** Records for the exercise **
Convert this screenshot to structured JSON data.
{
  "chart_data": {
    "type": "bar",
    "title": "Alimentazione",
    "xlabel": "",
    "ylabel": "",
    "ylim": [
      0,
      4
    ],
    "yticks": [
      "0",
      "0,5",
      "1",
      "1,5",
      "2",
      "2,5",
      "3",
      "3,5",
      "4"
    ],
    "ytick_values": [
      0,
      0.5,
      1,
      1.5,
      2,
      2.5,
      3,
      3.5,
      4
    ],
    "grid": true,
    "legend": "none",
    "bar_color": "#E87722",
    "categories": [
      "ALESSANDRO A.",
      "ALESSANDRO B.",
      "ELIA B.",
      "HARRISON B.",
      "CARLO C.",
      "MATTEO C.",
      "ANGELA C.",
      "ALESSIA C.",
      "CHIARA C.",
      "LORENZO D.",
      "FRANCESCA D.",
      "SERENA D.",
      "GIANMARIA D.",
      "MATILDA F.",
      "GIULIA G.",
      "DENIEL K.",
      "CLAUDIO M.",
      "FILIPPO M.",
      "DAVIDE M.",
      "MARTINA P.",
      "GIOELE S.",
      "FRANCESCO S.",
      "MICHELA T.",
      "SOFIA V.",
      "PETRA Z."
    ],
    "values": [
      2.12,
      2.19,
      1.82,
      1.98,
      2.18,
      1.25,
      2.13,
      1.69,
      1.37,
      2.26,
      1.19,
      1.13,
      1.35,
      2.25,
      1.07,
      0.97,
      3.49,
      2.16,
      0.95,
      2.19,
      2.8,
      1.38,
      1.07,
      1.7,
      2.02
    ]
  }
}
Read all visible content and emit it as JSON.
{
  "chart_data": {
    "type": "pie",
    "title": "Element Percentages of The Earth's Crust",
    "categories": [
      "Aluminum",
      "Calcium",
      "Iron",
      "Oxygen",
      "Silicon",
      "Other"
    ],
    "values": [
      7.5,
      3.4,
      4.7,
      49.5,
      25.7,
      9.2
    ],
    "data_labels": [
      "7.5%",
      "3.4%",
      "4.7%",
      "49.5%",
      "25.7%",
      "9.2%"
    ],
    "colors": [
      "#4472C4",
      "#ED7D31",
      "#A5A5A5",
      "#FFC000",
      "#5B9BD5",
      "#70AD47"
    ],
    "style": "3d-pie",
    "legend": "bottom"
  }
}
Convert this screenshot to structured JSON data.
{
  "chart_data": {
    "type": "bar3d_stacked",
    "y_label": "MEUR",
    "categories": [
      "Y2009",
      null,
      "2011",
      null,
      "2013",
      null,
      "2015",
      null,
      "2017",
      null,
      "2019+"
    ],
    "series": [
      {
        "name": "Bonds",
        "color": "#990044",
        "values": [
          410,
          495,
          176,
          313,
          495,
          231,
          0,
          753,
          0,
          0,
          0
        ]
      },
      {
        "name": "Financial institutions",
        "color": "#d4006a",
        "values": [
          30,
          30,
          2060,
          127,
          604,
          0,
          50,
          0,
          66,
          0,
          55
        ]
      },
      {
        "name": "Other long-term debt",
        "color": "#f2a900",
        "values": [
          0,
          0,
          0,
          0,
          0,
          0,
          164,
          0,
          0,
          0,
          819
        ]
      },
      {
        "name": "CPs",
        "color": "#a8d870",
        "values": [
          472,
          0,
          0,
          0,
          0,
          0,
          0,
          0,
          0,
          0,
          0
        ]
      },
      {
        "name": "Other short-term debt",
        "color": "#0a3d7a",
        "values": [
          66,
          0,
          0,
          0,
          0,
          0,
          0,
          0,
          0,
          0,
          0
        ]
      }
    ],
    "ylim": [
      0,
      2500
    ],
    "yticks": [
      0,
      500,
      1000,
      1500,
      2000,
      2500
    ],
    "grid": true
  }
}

** Task directions **
Each line of the material that holds the string "title" counts once; give the total alone.

** Result of the exercise **
2